* **Data**
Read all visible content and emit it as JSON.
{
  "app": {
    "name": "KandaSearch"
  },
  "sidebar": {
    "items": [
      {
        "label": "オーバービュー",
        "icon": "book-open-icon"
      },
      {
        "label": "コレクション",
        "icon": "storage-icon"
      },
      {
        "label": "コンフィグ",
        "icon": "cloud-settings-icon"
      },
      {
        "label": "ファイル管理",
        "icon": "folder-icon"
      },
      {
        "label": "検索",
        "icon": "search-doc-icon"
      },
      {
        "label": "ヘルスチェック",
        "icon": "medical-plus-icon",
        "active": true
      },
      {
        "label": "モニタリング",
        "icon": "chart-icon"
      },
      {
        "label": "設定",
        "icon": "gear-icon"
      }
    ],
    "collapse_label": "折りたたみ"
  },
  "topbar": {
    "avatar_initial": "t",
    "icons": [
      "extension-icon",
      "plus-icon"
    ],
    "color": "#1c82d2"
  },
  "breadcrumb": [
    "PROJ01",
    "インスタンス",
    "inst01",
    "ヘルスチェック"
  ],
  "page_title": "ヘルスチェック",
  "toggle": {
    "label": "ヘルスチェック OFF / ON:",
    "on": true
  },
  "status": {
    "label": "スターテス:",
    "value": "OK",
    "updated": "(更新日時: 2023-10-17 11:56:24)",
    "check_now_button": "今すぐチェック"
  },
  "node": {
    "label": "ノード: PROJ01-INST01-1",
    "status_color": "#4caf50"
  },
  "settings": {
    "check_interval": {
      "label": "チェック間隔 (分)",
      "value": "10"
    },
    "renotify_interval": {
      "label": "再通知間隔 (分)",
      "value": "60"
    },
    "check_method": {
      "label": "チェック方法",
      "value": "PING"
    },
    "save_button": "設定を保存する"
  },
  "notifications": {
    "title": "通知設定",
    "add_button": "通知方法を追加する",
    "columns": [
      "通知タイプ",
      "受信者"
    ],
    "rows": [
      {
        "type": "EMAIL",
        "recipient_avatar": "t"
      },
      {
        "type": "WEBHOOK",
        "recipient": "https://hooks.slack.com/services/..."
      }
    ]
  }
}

* **What is being asked**
Select and copy each line from the data that includes the word "ヘルスチェック".

* **The completed task**
        "label": "ヘルスチェック",
    "ヘルスチェック"
  "page_title": "ヘルスチェック",
    "label": "ヘルスチェック OFF / ON:",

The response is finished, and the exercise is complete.